→ EXERCISE MATERIAL

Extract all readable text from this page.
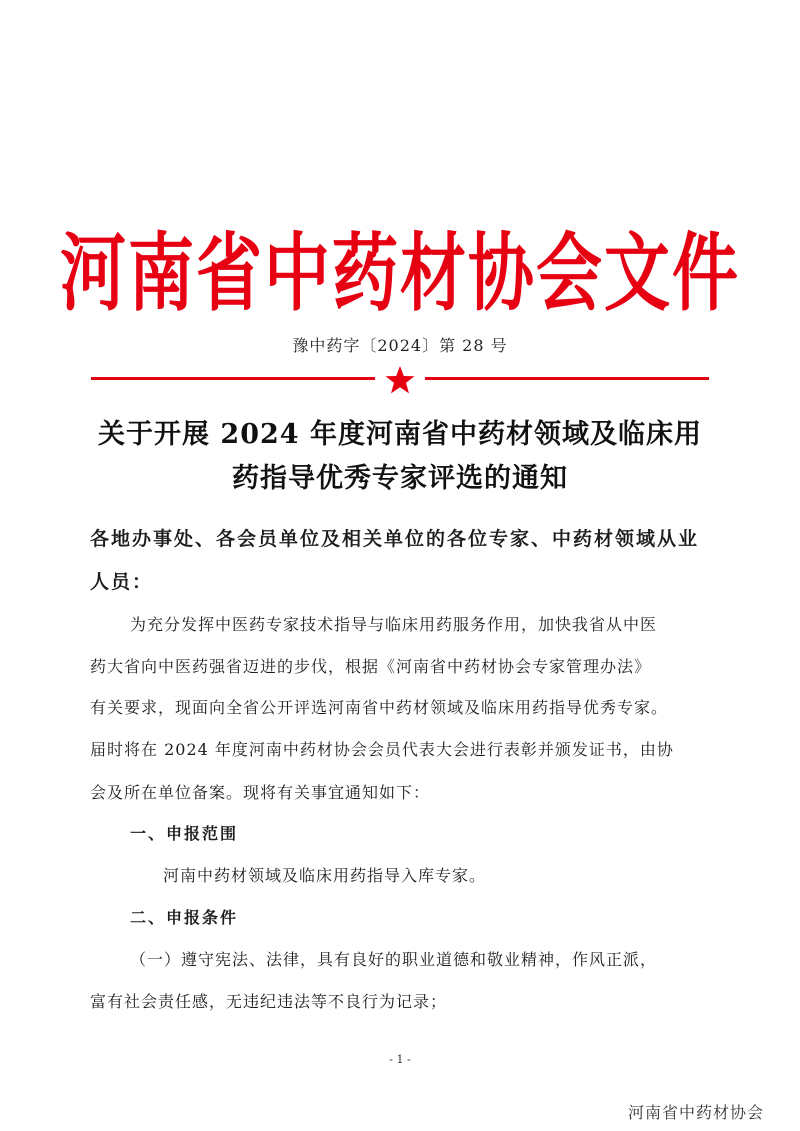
河南省中药材协会文件
豫中药字〔2024〕第 28 号
关于开展 2024 年度河南省中药材领域及临床用
药指导优秀专家评选的通知
各地办事处、各会员单位及相关单位的各位专家、中药材领域从业
人员：
为充分发挥中医药专家技术指导与临床用药服务作用，加快我省从中医
药大省向中医药强省迈进的步伐，根据《河南省中药材协会专家管理办法》
有关要求，现面向全省公开评选河南省中药材领域及临床用药指导优秀专家。
届时将在 2024 年度河南中药材协会会员代表大会进行表彰并颁发证书，由协
会及所在单位备案。现将有关事宜通知如下：
一、申报范围
河南中药材领域及临床用药指导入库专家。
二、申报条件
（一）遵守宪法、法律，具有良好的职业道德和敬业精神，作风正派，
富有社会责任感，无违纪违法等不良行为记录；
- 1 -
河南省中药材协会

→ REQUIREMENT
Repeat the full listing above exactly, with no pictures in the copy.

→ SOLUTION
Extract all readable text from this page.
河南省中药材协会文件
豫中药字〔2024〕第 28 号
关于开展 2024 年度河南省中药材领域及临床用
药指导优秀专家评选的通知
各地办事处、各会员单位及相关单位的各位专家、中药材领域从业
人员：
为充分发挥中医药专家技术指导与临床用药服务作用，加快我省从中医
药大省向中医药强省迈进的步伐，根据《河南省中药材协会专家管理办法》
有关要求，现面向全省公开评选河南省中药材领域及临床用药指导优秀专家。
届时将在 2024 年度河南中药材协会会员代表大会进行表彰并颁发证书，由协
会及所在单位备案。现将有关事宜通知如下：
一、申报范围
河南中药材领域及临床用药指导入库专家。
二、申报条件
（一）遵守宪法、法律，具有良好的职业道德和敬业精神，作风正派，
富有社会责任感，无违纪违法等不良行为记录；
- 1 -
河南省中药材协会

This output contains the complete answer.